↓↓↓

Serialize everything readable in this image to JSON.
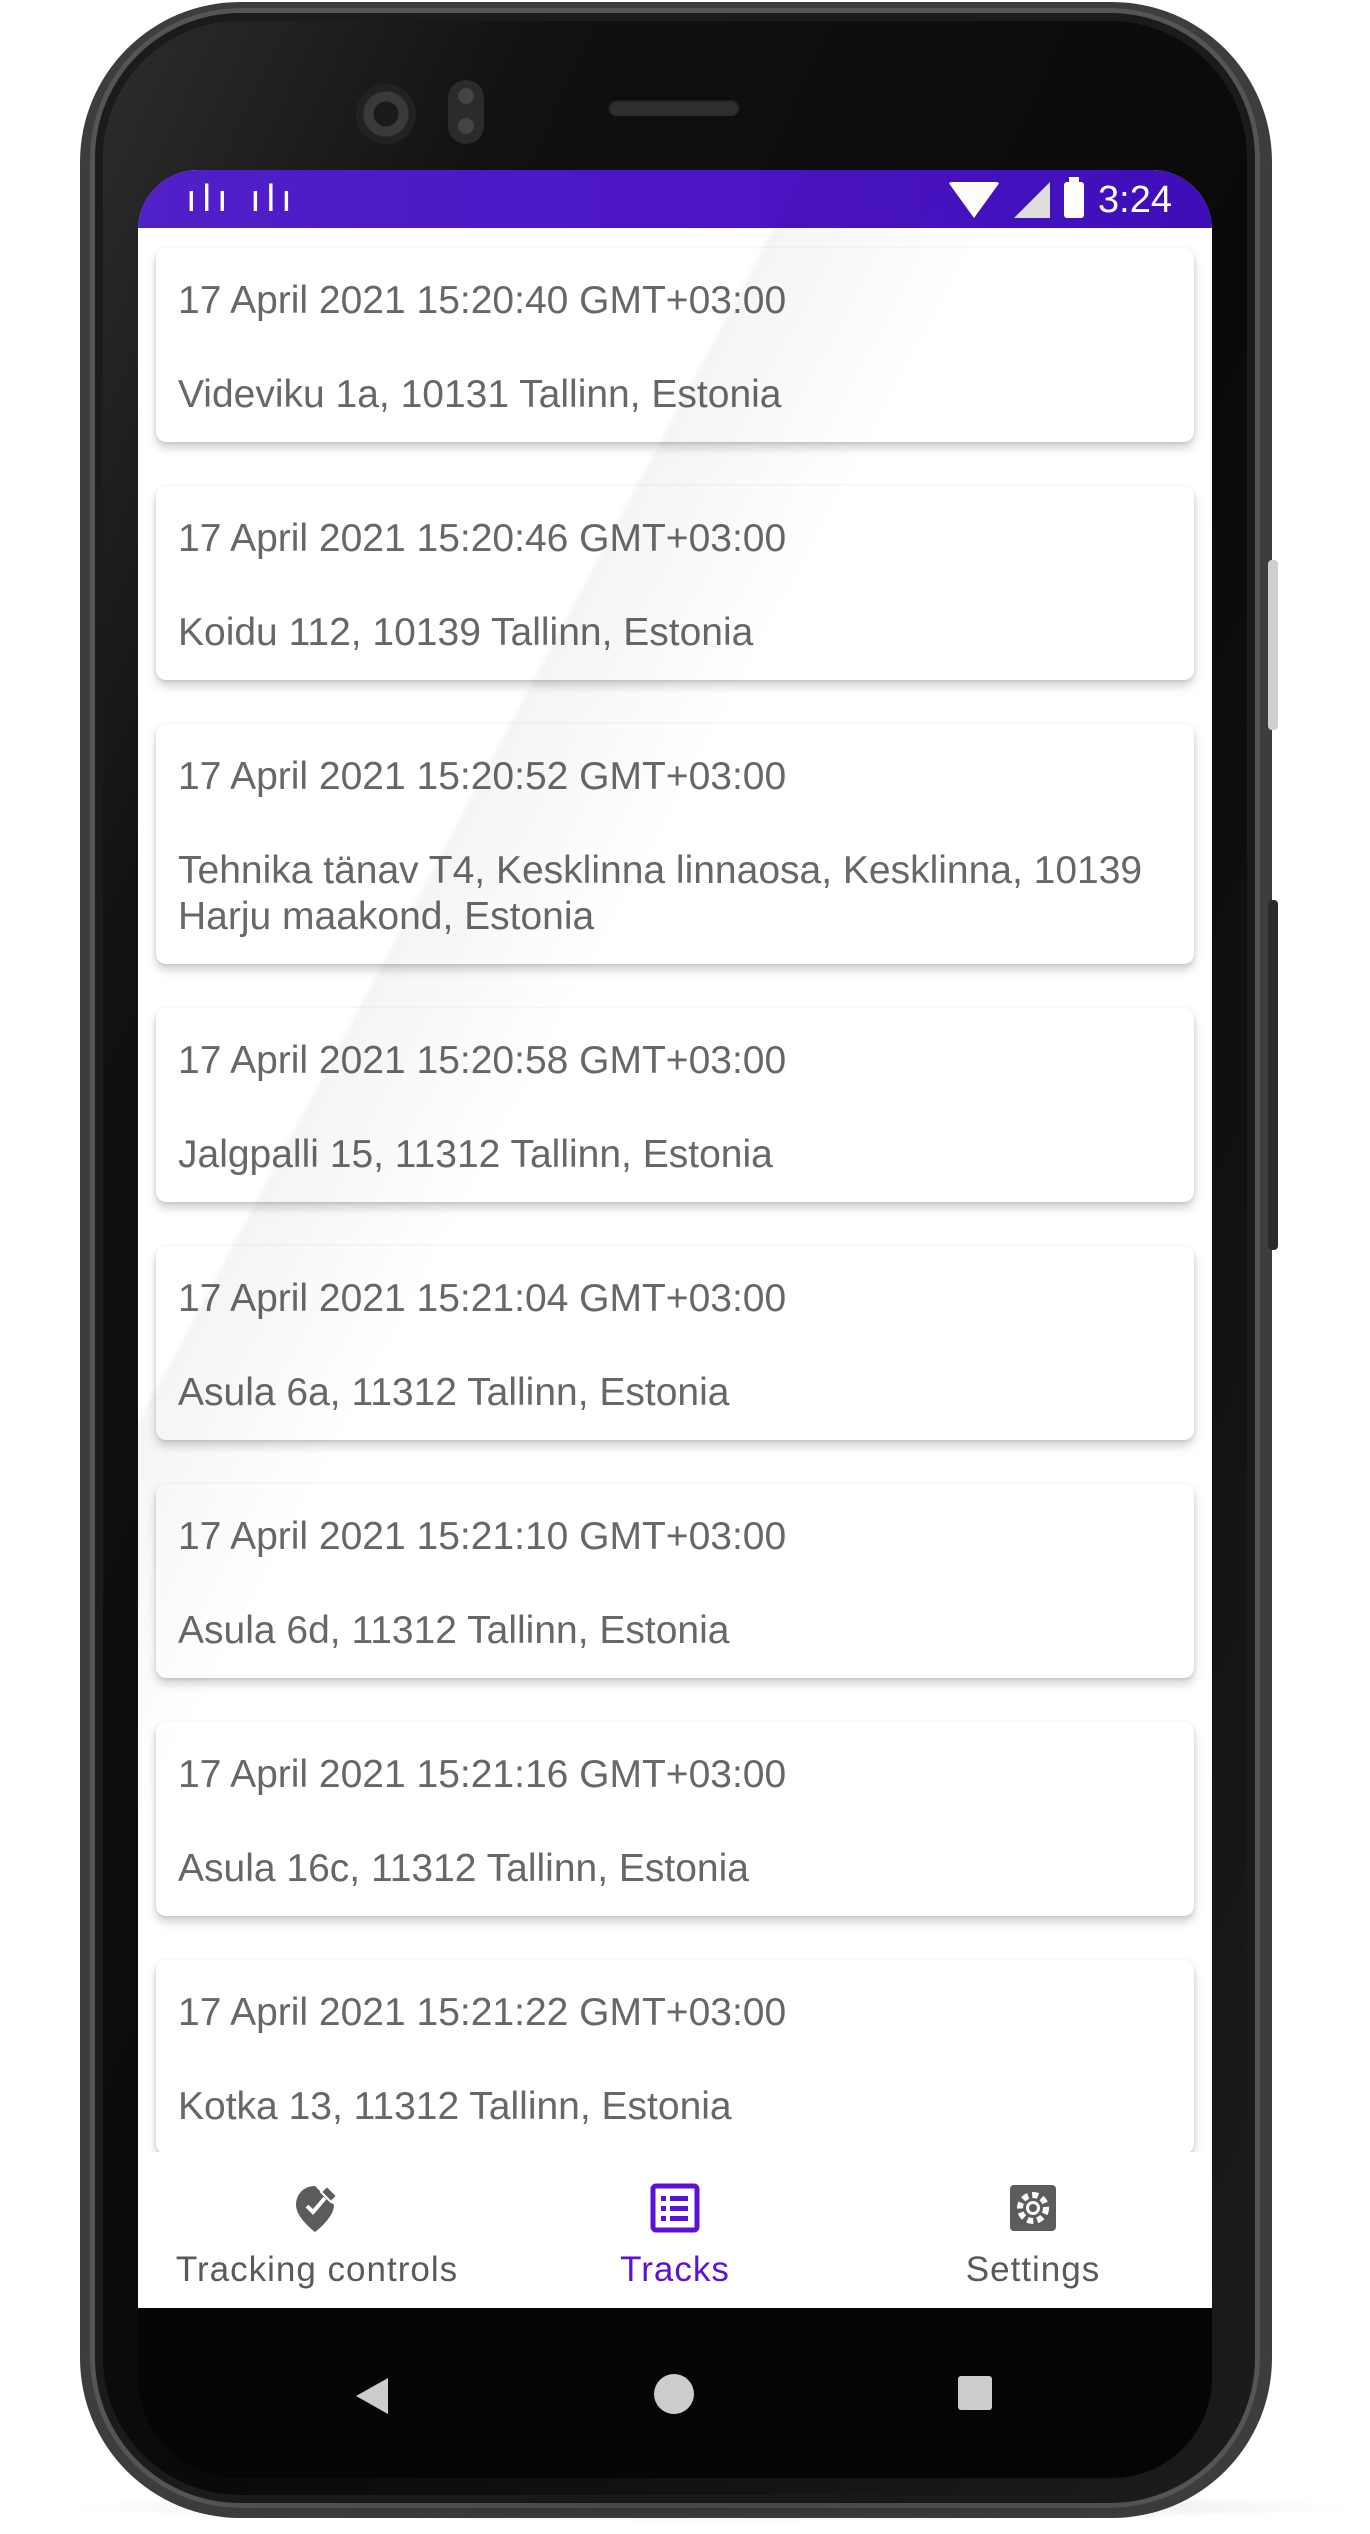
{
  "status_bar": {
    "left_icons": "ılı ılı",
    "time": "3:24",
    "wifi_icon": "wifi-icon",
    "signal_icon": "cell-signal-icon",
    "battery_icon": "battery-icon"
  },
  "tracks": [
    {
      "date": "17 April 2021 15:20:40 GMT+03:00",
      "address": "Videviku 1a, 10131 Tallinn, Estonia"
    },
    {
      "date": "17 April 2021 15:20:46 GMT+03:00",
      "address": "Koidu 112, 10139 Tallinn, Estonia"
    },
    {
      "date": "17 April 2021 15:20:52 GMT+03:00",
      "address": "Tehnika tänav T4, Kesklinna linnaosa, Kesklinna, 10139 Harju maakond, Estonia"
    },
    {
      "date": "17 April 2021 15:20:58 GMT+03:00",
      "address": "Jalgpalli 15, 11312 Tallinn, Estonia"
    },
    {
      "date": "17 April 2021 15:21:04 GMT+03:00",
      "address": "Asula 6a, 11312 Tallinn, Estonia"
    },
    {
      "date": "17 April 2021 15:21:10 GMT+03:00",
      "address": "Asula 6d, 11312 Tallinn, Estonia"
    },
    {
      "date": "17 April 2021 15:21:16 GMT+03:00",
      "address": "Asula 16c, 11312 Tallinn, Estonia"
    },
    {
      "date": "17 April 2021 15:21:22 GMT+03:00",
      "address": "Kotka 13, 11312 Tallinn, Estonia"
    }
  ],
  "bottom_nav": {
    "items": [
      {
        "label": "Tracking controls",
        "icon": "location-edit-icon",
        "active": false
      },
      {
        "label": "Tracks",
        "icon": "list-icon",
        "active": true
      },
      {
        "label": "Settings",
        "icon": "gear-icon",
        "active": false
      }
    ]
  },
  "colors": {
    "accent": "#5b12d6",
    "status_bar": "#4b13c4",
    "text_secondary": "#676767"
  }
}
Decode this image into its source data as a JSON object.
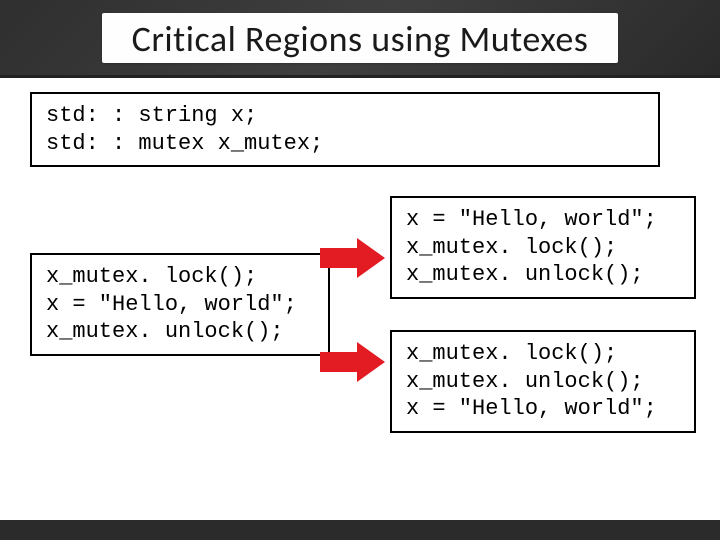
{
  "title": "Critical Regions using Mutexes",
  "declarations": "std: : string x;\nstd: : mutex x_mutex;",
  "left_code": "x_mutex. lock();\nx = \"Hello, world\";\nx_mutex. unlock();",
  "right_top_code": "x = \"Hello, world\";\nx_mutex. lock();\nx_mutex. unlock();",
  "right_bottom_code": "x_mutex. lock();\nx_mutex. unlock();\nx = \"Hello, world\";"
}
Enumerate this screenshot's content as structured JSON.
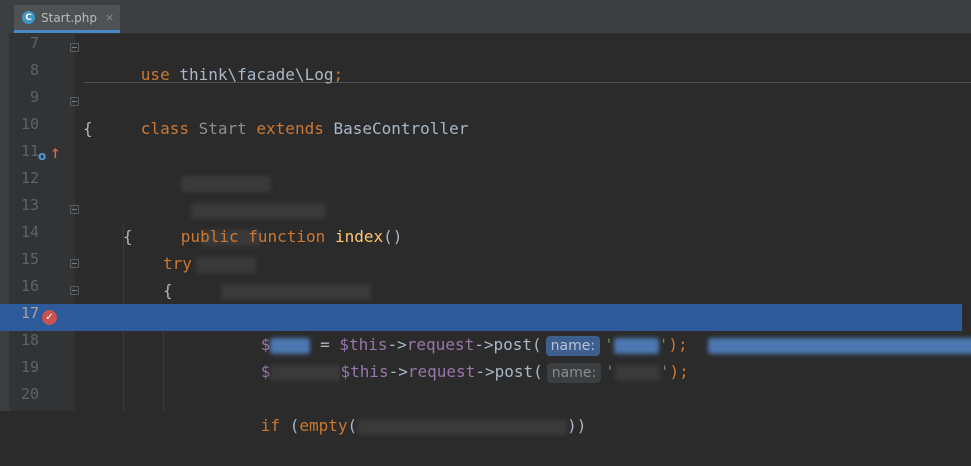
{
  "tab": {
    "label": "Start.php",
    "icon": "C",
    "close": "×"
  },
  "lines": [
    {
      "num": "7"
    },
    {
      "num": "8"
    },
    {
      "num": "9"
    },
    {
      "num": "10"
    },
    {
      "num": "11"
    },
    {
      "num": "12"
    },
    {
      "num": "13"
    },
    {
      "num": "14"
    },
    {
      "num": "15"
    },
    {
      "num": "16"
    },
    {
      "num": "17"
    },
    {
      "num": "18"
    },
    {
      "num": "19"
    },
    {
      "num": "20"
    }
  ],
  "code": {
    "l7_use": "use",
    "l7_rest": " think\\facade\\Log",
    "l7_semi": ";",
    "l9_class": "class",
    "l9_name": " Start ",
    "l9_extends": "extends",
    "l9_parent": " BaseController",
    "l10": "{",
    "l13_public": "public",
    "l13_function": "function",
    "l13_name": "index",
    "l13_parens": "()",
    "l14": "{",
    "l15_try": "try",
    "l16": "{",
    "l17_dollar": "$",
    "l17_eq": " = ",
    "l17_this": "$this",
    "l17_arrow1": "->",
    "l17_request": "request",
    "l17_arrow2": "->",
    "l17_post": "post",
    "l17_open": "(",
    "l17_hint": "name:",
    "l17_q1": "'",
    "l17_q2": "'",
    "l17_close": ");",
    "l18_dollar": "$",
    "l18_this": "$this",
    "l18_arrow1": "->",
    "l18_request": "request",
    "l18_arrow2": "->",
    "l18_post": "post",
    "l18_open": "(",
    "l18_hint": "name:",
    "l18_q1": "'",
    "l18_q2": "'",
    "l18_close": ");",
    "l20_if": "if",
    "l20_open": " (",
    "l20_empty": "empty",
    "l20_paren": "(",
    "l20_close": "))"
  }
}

↑↑↑

→ Work to complete: Pictures are to be left out; all else in the entries above is to be quoted exactly.

→ Reply:
Serialize everything readable in this image to JSON.
{
  "status_bar": {
    "left_icons": "ılı ılı",
    "time": "3:24",
    "wifi_icon": "wifi-icon",
    "signal_icon": "cell-signal-icon",
    "battery_icon": "battery-icon"
  },
  "tracks": [
    {
      "date": "17 April 2021 15:20:40 GMT+03:00",
      "address": "Videviku 1a, 10131 Tallinn, Estonia"
    },
    {
      "date": "17 April 2021 15:20:46 GMT+03:00",
      "address": "Koidu 112, 10139 Tallinn, Estonia"
    },
    {
      "date": "17 April 2021 15:20:52 GMT+03:00",
      "address": "Tehnika tänav T4, Kesklinna linnaosa, Kesklinna, 10139 Harju maakond, Estonia"
    },
    {
      "date": "17 April 2021 15:20:58 GMT+03:00",
      "address": "Jalgpalli 15, 11312 Tallinn, Estonia"
    },
    {
      "date": "17 April 2021 15:21:04 GMT+03:00",
      "address": "Asula 6a, 11312 Tallinn, Estonia"
    },
    {
      "date": "17 April 2021 15:21:10 GMT+03:00",
      "address": "Asula 6d, 11312 Tallinn, Estonia"
    },
    {
      "date": "17 April 2021 15:21:16 GMT+03:00",
      "address": "Asula 16c, 11312 Tallinn, Estonia"
    },
    {
      "date": "17 April 2021 15:21:22 GMT+03:00",
      "address": "Kotka 13, 11312 Tallinn, Estonia"
    }
  ],
  "bottom_nav": {
    "items": [
      {
        "label": "Tracking controls",
        "icon": "location-edit-icon",
        "active": false
      },
      {
        "label": "Tracks",
        "icon": "list-icon",
        "active": true
      },
      {
        "label": "Settings",
        "icon": "gear-icon",
        "active": false
      }
    ]
  },
  "colors": {
    "accent": "#5b12d6",
    "status_bar": "#4b13c4",
    "text_secondary": "#676767"
  }
}
Decode this image into its source data as a JSON object.
{
  "title": "Critical Regions using Mutexes",
  "declarations": "std: : string x;\nstd: : mutex x_mutex;",
  "left_code": "x_mutex. lock();\nx = \"Hello, world\";\nx_mutex. unlock();",
  "right_top_code": "x = \"Hello, world\";\nx_mutex. lock();\nx_mutex. unlock();",
  "right_bottom_code": "x_mutex. lock();\nx_mutex. unlock();\nx = \"Hello, world\";"
}
Enumerate this screenshot's content as structured JSON.
{
  "tab": {
    "label": "Start.php",
    "icon": "C",
    "close": "×"
  },
  "lines": [
    {
      "num": "7"
    },
    {
      "num": "8"
    },
    {
      "num": "9"
    },
    {
      "num": "10"
    },
    {
      "num": "11"
    },
    {
      "num": "12"
    },
    {
      "num": "13"
    },
    {
      "num": "14"
    },
    {
      "num": "15"
    },
    {
      "num": "16"
    },
    {
      "num": "17"
    },
    {
      "num": "18"
    },
    {
      "num": "19"
    },
    {
      "num": "20"
    }
  ],
  "code": {
    "l7_use": "use",
    "l7_rest": " think\\facade\\Log",
    "l7_semi": ";",
    "l9_class": "class",
    "l9_name": " Start ",
    "l9_extends": "extends",
    "l9_parent": " BaseController",
    "l10": "{",
    "l13_public": "public",
    "l13_function": "function",
    "l13_name": "index",
    "l13_parens": "()",
    "l14": "{",
    "l15_try": "try",
    "l16": "{",
    "l17_dollar": "$",
    "l17_eq": " = ",
    "l17_this": "$this",
    "l17_arrow1": "->",
    "l17_request": "request",
    "l17_arrow2": "->",
    "l17_post": "post",
    "l17_open": "(",
    "l17_hint": "name:",
    "l17_q1": "'",
    "l17_q2": "'",
    "l17_close": ");",
    "l18_dollar": "$",
    "l18_this": "$this",
    "l18_arrow1": "->",
    "l18_request": "request",
    "l18_arrow2": "->",
    "l18_post": "post",
    "l18_open": "(",
    "l18_hint": "name:",
    "l18_q1": "'",
    "l18_q2": "'",
    "l18_close": ");",
    "l20_if": "if",
    "l20_open": " (",
    "l20_empty": "empty",
    "l20_paren": "(",
    "l20_close": "))"
  }
}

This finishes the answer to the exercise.